Barcelona1 - Camp Nou i Gaudii








 Barcelona, to przede wszystkim dla tego miasta zawędrowaliśmy w roku 2015 do Hiszpanii. Wszystkim znane są te ikony: Sagrada Familia, Camp Nou, Rambla i wiele innych. Barcelonę opisano i obfotografowano już tyle razy, że nie będę powielał informacji z przewodników. Pokażę jednak co, wg mnie, można i warto zobaczyć z dziećmi w dwa pełne dni. Jak rozłożyć siły i jak najlepiej poruszać się po mieście. W tym poście dzień pierwszy.


 

 

 


Camp Nou


                    Barcelona to tłumy turystów z całego świata. Nieprzerwana fala przechodniów spragniona dotarcia do głównych atrakcji. Dlatego też pierwszego dnia rozpoczynamy rano od Camp Nou. Pod stadionem jesteśmy ok. 10.00 To była dobra decyzja. Udaje się kupić bilety bez kolejki. Zwiedzanie muzeum i stadionu zajmuje nam ok. 1,5 godz. Zobaczyć trofea, stadion i część zaplecza stadionu to chyba dla każdego faceta niezapomniane przeżycie. Tym bardziej, że zewsząd otaczają plakaty obecnych i minionych gwiazd Barcy. Widać i czuć wielkość tego klubu. Oczywiście jest tu także dwu piętrowy mega sklep klubowy. Opuszczając kompleks żegnamy już bardzo długą kolejkę. Warto było wyjechać samochodem z hotelu w Cambrils ok. 8.00. Jeszcze podpowiedź dla osób z małymi dziećmi –  na zwiedzanie stadionu nie zabierajcie wózka.










 

Eixample – czyli architektura Gaudiego


                Przypomnę, że jesteśmy zmotoryzowanymi turystami. O tej formie komunikacji w Barcelonie turysta niech oczywiście zapomni. Dla nas najlepszym rozwiązaniem okazało się metro. Samochód zostawiliśmy na uniwersyteckim parkingu tuż obok Camp Nou (parkingi są drogie, ten jednak pewnie z racji wakacji był ogólnie dostępny i bezpłatny) Podróżowanie metrem jest wygodne i tanie a informacje są czytelne. Wybraliśmy oczywiście bilet 10 przejazdowy w cenie 10 euro.
§
### Polecenie 1
Odpowiedz na podstawie tekstu o Barcelonie na poniższe pytania.
(a) Około której godziny autorzy byli pod stadionem Camp Nou?
(b) Ile czasu zajęło im zwiedzanie muzeum i stadionu?
(c) Jaki bilet na metro wybrali i ile on kosztował?
### Polecenie 2
Powtórz dosłownie wiersze rekordów od wiersza zawierającego „cell-chest: 66CM xyxy=(335,403,389,425)” do wiersza zawierającego „ribbon-bow-icon xyxy=(710,33,746,57)”, łącznie z oboma tymi wierszami.
Tekst i rekordy to dwa odrębne materiały, niezwiązane ze sobą.
§
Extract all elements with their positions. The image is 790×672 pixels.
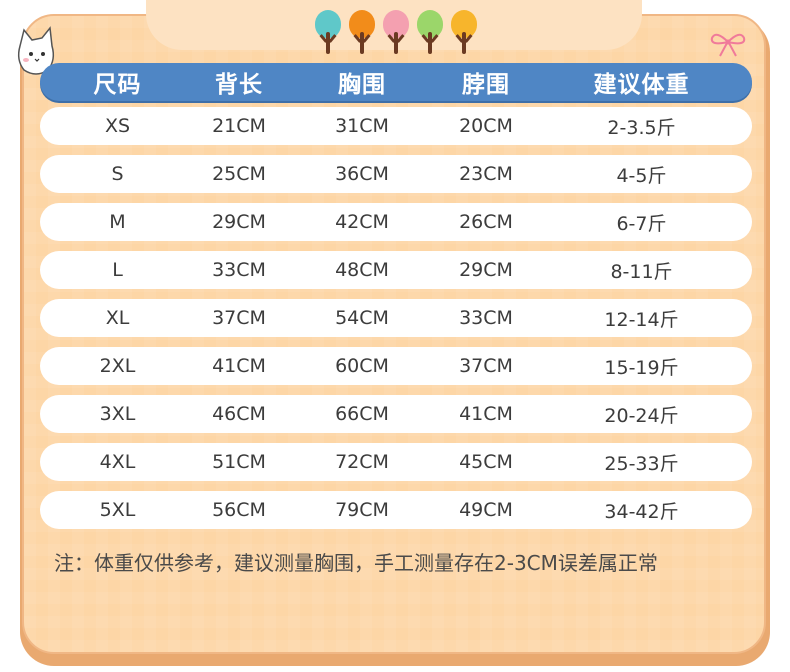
cell-chest: 66CM xyxy=(335,403,389,425)
cell-chest: 42CM xyxy=(335,211,389,233)
cell-weight: 12-14斤 xyxy=(604,308,679,331)
cell-size: XS xyxy=(104,115,131,137)
table-row: 2XL 41CM 60CM 37CM 15-19斤 xyxy=(40,347,752,385)
cell-neck: 41CM xyxy=(459,403,513,425)
cell-back-length: 21CM xyxy=(212,115,266,137)
cell-weight: 6-7斤 xyxy=(616,212,667,235)
cell-neck: 33CM xyxy=(459,307,513,329)
cell-back-length: 41CM xyxy=(212,355,266,377)
cell-neck: 20CM xyxy=(459,115,513,137)
cell-weight: 15-19斤 xyxy=(604,356,679,379)
cell-size: M xyxy=(109,211,126,233)
tree-icon xyxy=(415,10,445,56)
table-header: 尺码 背长 胸围 脖围 建议体重 xyxy=(40,63,752,101)
table-row: XL 37CM 54CM 33CM 12-14斤 xyxy=(40,299,752,337)
cell-neck: 49CM xyxy=(459,499,513,521)
table-row: M 29CM 42CM 26CM 6-7斤 xyxy=(40,203,752,241)
cell-size: 3XL xyxy=(99,403,136,425)
header-back-length: 背长 xyxy=(215,72,263,98)
table-row: S 25CM 36CM 23CM 4-5斤 xyxy=(40,155,752,193)
cell-back-length: 37CM xyxy=(212,307,266,329)
cell-back-length: 25CM xyxy=(212,163,266,185)
cell-back-length: 29CM xyxy=(212,211,266,233)
cell-neck: 45CM xyxy=(459,451,513,473)
cell-back-length: 56CM xyxy=(212,499,266,521)
tree-icon xyxy=(381,10,411,56)
measurement-note: 注：体重仅供参考，建议测量胸围，手工测量存在2-3CM误差属正常 xyxy=(54,551,658,575)
cell-weight: 8-11斤 xyxy=(610,260,673,283)
cell-neck: 23CM xyxy=(459,163,513,185)
table-row: L 33CM 48CM 29CM 8-11斤 xyxy=(40,251,752,289)
cell-size: S xyxy=(111,163,124,185)
cell-weight: 25-33斤 xyxy=(604,452,679,475)
cell-back-length: 46CM xyxy=(212,403,266,425)
cell-chest: 48CM xyxy=(335,259,389,281)
cell-chest: 60CM xyxy=(335,355,389,377)
header-chest: 胸围 xyxy=(338,72,386,98)
header-size: 尺码 xyxy=(93,72,142,98)
ribbon-bow-icon xyxy=(710,33,746,57)
cell-size: XL xyxy=(105,307,130,329)
cell-weight: 34-42斤 xyxy=(604,500,679,523)
cell-neck: 26CM xyxy=(459,211,513,233)
cell-size: 2XL xyxy=(99,355,136,377)
cell-weight: 20-24斤 xyxy=(604,404,679,427)
cell-back-length: 33CM xyxy=(212,259,266,281)
header-weight: 建议体重 xyxy=(593,72,690,98)
tree-icon xyxy=(347,10,377,56)
cell-weight: 4-5斤 xyxy=(616,164,667,187)
cell-chest: 79CM xyxy=(335,499,389,521)
cell-size: 4XL xyxy=(99,451,136,473)
table-row: XS 21CM 31CM 20CM 2-3.5斤 xyxy=(40,107,752,145)
tree-icon xyxy=(449,10,479,56)
header-neck: 脖围 xyxy=(462,72,510,98)
cell-size: 5XL xyxy=(99,499,136,521)
table-row: 3XL 46CM 66CM 41CM 20-24斤 xyxy=(40,395,752,433)
cell-chest: 54CM xyxy=(335,307,389,329)
tree-icon xyxy=(313,10,343,56)
table-row: 4XL 51CM 72CM 45CM 25-33斤 xyxy=(40,443,752,481)
tree-decoration xyxy=(313,10,483,56)
cell-chest: 31CM xyxy=(335,115,389,137)
cell-size: L xyxy=(112,259,123,281)
cell-chest: 36CM xyxy=(335,163,389,185)
cell-chest: 72CM xyxy=(335,451,389,473)
cell-back-length: 51CM xyxy=(212,451,266,473)
table-row: 5XL 56CM 79CM 49CM 34-42斤 xyxy=(40,491,752,529)
cell-weight: 2-3.5斤 xyxy=(607,116,676,139)
cell-neck: 29CM xyxy=(459,259,513,281)
cell-neck: 37CM xyxy=(459,355,513,377)
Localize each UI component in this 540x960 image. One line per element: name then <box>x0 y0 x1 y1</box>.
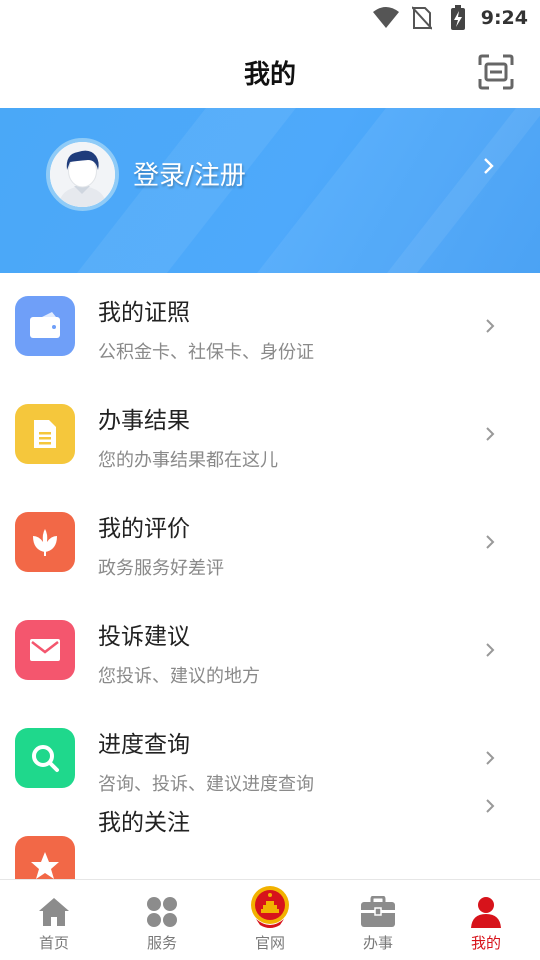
§
### Wynik ćwiczenia 1
(a) Około 10.00.
(b) Około 1,5 godziny.
(c) Bilet 10-przejazdowy w cenie 10 euro.

### Wynik ćwiczenia 2
cell-chest: 66CM xyxy=(335,403,389,425)
cell-chest: 42CM xyxy=(335,211,389,233)
cell-weight: 12-14斤 xyxy=(604,308,679,331)
cell-size: XS xyxy=(104,115,131,137)
table-row: 2XL 41CM 60CM 37CM 15-19斤 xyxy=(40,347,752,385)
cell-neck: 41CM xyxy=(459,403,513,425)
cell-back-length: 21CM xyxy=(212,115,266,137)
cell-weight: 6-7斤 xyxy=(616,212,667,235)
cell-neck: 33CM xyxy=(459,307,513,329)
cell-back-length: 41CM xyxy=(212,355,266,377)
cell-neck: 20CM xyxy=(459,115,513,137)
cell-weight: 15-19斤 xyxy=(604,356,679,379)
cell-size: M xyxy=(109,211,126,233)
tree-icon xyxy=(415,10,445,56)
table-header: 尺码 背长 胸围 脖围 建议体重 xyxy=(40,63,752,101)
table-row: XL 37CM 54CM 33CM 12-14斤 xyxy=(40,299,752,337)
cell-neck: 49CM xyxy=(459,499,513,521)
table-row: M 29CM 42CM 26CM 6-7斤 xyxy=(40,203,752,241)
cell-size: 3XL xyxy=(99,403,136,425)
header-back-length: 背长 xyxy=(215,72,263,98)
table-row: S 25CM 36CM 23CM 4-5斤 xyxy=(40,155,752,193)
cell-back-length: 37CM xyxy=(212,307,266,329)
cell-back-length: 25CM xyxy=(212,163,266,185)
cell-back-length: 29CM xyxy=(212,211,266,233)
cell-neck: 45CM xyxy=(459,451,513,473)
cell-back-length: 56CM xyxy=(212,499,266,521)
tree-icon xyxy=(381,10,411,56)
measurement-note: 注：体重仅供参考，建议测量胸围，手工测量存在2-3CM误差属正常 xyxy=(54,551,658,575)
cell-weight: 8-11斤 xyxy=(610,260,673,283)
cell-neck: 23CM xyxy=(459,163,513,185)
table-row: L 33CM 48CM 29CM 8-11斤 xyxy=(40,251,752,289)
cell-size: S xyxy=(111,163,124,185)
cell-weight: 25-33斤 xyxy=(604,452,679,475)
cell-back-length: 46CM xyxy=(212,403,266,425)
cell-chest: 48CM xyxy=(335,259,389,281)
cell-chest: 60CM xyxy=(335,355,389,377)
header-chest: 胸围 xyxy=(338,72,386,98)
header-size: 尺码 xyxy=(93,72,142,98)
ribbon-bow-icon xyxy=(710,33,746,57)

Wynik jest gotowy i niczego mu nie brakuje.